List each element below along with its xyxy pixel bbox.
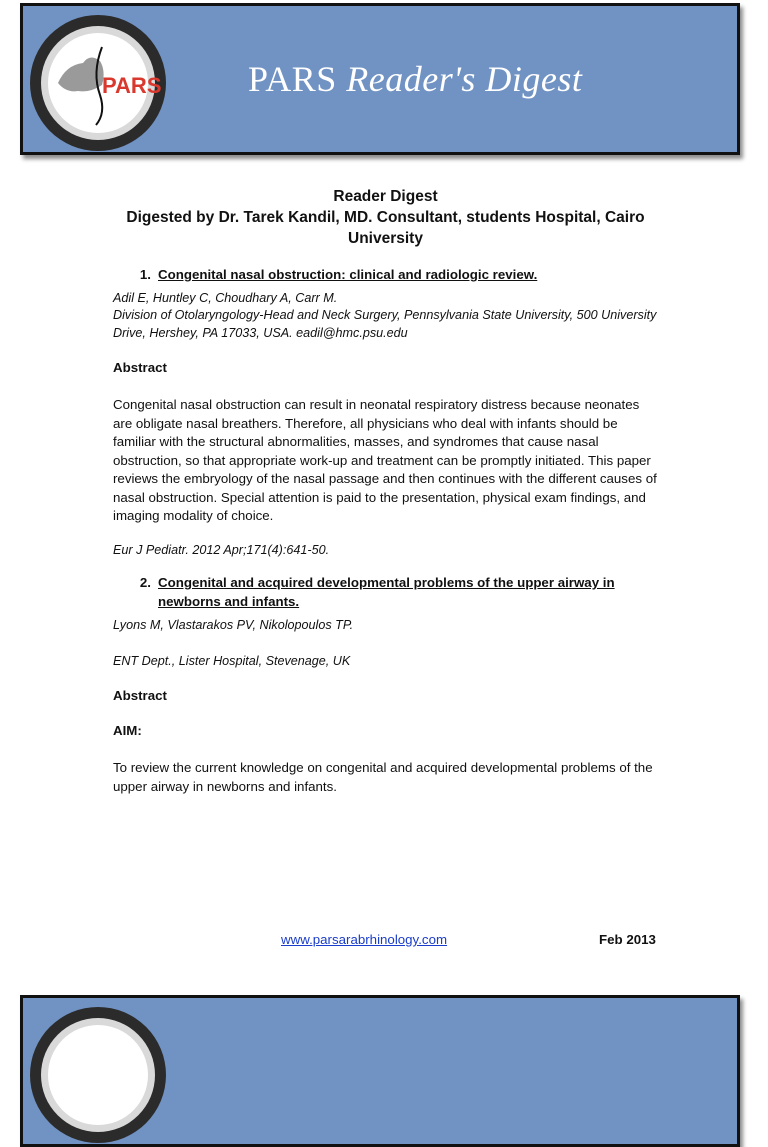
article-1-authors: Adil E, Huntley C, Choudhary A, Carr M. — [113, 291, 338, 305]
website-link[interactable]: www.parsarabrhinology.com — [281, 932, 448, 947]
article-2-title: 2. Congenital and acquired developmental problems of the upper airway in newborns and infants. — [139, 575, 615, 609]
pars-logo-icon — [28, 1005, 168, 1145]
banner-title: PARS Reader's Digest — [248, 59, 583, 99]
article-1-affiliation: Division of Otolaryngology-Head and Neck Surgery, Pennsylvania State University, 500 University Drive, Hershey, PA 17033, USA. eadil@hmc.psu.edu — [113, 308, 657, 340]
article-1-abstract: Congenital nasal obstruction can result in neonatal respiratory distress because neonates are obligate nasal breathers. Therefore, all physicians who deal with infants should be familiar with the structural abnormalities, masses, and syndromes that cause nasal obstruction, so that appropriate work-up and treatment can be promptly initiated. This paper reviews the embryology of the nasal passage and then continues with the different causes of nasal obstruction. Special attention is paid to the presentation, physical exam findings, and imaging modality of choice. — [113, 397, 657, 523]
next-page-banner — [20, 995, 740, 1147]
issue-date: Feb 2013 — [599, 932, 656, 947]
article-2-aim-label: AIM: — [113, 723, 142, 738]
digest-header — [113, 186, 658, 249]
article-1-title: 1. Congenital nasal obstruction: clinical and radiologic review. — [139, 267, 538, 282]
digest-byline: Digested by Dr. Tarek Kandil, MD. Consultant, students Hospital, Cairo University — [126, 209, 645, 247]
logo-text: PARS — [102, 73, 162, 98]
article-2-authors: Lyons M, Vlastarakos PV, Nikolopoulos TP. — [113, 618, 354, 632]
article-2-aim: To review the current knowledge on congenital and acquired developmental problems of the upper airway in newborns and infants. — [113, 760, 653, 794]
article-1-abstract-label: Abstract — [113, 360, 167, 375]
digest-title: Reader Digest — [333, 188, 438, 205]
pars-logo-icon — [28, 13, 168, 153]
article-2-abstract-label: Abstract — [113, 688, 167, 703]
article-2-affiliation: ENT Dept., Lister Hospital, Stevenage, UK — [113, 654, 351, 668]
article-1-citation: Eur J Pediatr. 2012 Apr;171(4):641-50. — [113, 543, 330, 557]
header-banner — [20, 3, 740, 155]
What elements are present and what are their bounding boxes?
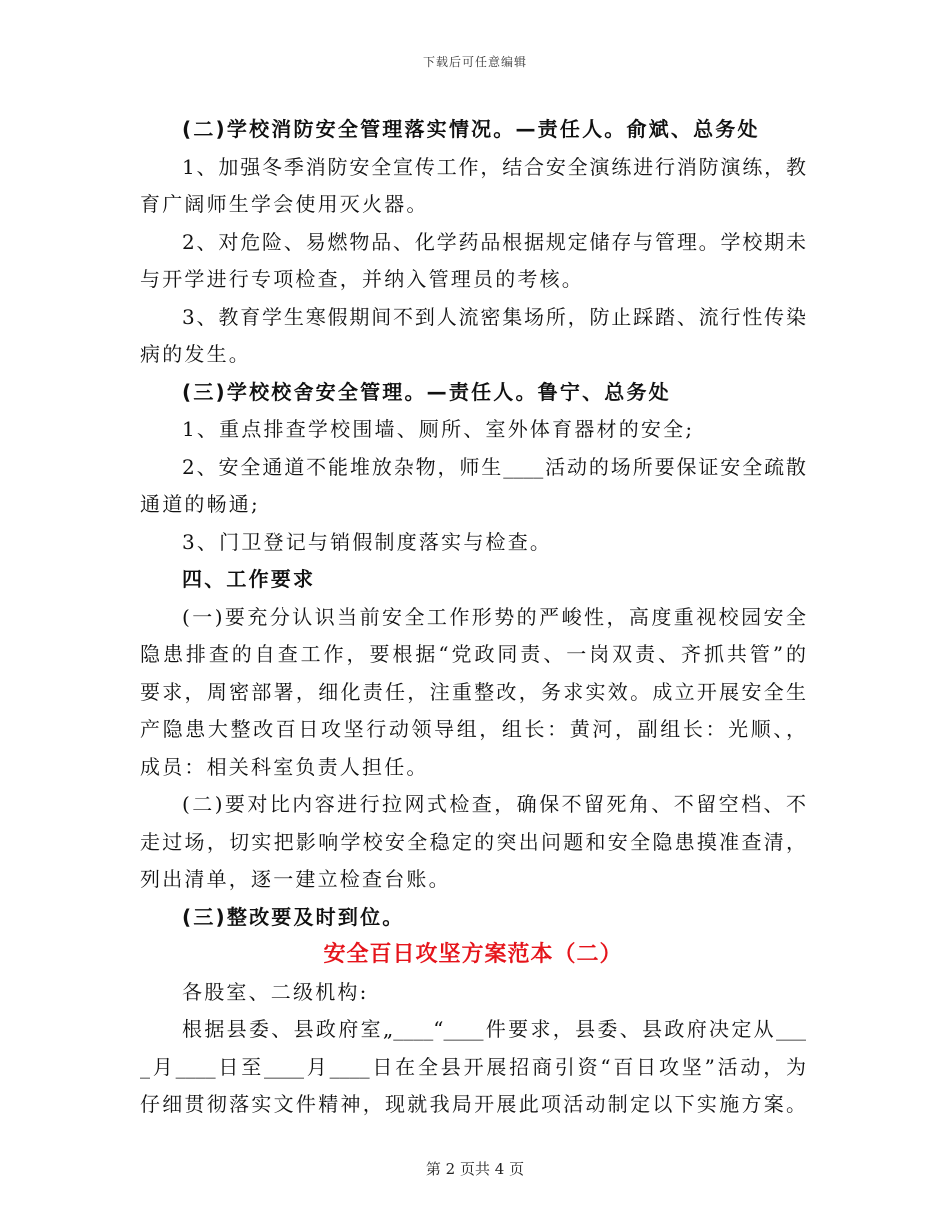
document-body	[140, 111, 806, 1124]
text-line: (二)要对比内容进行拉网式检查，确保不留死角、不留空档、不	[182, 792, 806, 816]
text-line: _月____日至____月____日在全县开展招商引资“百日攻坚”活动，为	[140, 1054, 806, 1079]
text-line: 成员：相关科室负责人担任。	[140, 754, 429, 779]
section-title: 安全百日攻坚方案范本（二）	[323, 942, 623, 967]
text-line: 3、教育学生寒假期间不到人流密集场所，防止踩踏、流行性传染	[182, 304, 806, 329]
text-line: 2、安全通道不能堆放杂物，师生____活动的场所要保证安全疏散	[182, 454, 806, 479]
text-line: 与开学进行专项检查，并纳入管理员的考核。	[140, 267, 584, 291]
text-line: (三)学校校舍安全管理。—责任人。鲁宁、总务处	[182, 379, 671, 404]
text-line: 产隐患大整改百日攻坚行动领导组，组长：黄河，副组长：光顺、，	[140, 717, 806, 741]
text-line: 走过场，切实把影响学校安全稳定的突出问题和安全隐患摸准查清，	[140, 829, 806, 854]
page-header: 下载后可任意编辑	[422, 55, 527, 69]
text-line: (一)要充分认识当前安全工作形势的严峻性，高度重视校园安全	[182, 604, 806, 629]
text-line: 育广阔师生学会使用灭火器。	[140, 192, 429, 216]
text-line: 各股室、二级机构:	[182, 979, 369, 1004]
───
- **EXERCISE DIRECTIONS**:
Rewrite all the entries above with "Feb 2013" replaced by "February 2013" and everything else unchanged. Leave out the pictures.

- **COMPLETED EXERCISE**:
List each element below along with its xyxy pixel bbox.
article-1-authors: Adil E, Huntley C, Choudhary A, Carr M. — [113, 291, 338, 305]
website-link[interactable]: www.parsarabrhinology.com — [281, 932, 448, 947]
article-2-title: 2. Congenital and acquired developmental problems of the upper airway in newborns and infants. — [139, 575, 615, 609]
pars-logo-icon — [28, 1005, 168, 1145]
banner-title: PARS Reader's Digest — [248, 59, 583, 99]
article-1-affiliation: Division of Otolaryngology-Head and Neck Surgery, Pennsylvania State University, 500 University Drive, Hershey, PA 17033, USA. eadil@hmc.psu.edu — [113, 308, 657, 340]
article-1-abstract: Congenital nasal obstruction can result in neonatal respiratory distress because neonates are obligate nasal breathers. Therefore, all physicians who deal with infants should be familiar with the structural abnormalities, masses, and syndromes that cause nasal obstruction, so that appropriate work-up and treatment can be promptly initiated. This paper reviews the embryology of the nasal passage and then continues with the different causes of nasal obstruction. Special attention is paid to the presentation, physical exam findings, and imaging modality of choice. — [113, 397, 657, 523]
next-page-banner — [20, 995, 740, 1147]
issue-date: February 2013 — [599, 932, 656, 947]
article-2-aim-label: AIM: — [113, 723, 142, 738]
digest-header — [113, 186, 658, 249]
article-1-title: 1. Congenital nasal obstruction: clinical and radiologic review. — [139, 267, 538, 282]
digest-byline: Digested by Dr. Tarek Kandil, MD. Consultant, students Hospital, Cairo University — [126, 209, 645, 247]
logo-text: PARS — [102, 73, 162, 98]
article-2-authors: Lyons M, Vlastarakos PV, Nikolopoulos TP. — [113, 618, 354, 632]
article-2-aim: To review the current knowledge on congenital and acquired developmental problems of the upper airway in newborns and infants. — [113, 760, 653, 794]
article-1-abstract-label: Abstract — [113, 360, 167, 375]
digest-title: Reader Digest — [333, 188, 438, 205]
pars-logo-icon — [28, 13, 168, 153]
article-2-abstract-label: Abstract — [113, 688, 167, 703]
article-2-affiliation: ENT Dept., Lister Hospital, Stevenage, UK — [113, 654, 351, 668]
article-1-citation: Eur J Pediatr. 2012 Apr;171(4):641-50. — [113, 543, 330, 557]
header-banner — [20, 3, 740, 155]
What elements are present and what are their bounding boxes?
document-body	[140, 111, 806, 1124]
text-line: (二)要对比内容进行拉网式检查，确保不留死角、不留空档、不	[182, 792, 806, 816]
text-line: _月____日至____月____日在全县开展招商引资“百日攻坚”活动，为	[140, 1054, 806, 1079]
text-line: 成员：相关科室负责人担任。	[140, 754, 429, 779]
section-title: 安全百日攻坚方案范本（二）	[323, 942, 623, 967]
text-line: 3、教育学生寒假期间不到人流密集场所，防止踩踏、流行性传染	[182, 304, 806, 329]
text-line: 2、安全通道不能堆放杂物，师生____活动的场所要保证安全疏散	[182, 454, 806, 479]
text-line: 与开学进行专项检查，并纳入管理员的考核。	[140, 267, 584, 291]
text-line: (三)学校校舍安全管理。—责任人。鲁宁、总务处	[182, 379, 671, 404]
text-line: 产隐患大整改百日攻坚行动领导组，组长：黄河，副组长：光顺、，	[140, 717, 806, 741]
text-line: 走过场，切实把影响学校安全稳定的突出问题和安全隐患摸准查清，	[140, 829, 806, 854]
page-header: 下载后可任意编辑	[422, 55, 527, 69]
text-line: (一)要充分认识当前安全工作形势的严峻性，高度重视校园安全	[182, 604, 806, 629]
text-line: 育广阔师生学会使用灭火器。	[140, 192, 429, 216]
text-line: 各股室、二级机构:	[182, 979, 369, 1004]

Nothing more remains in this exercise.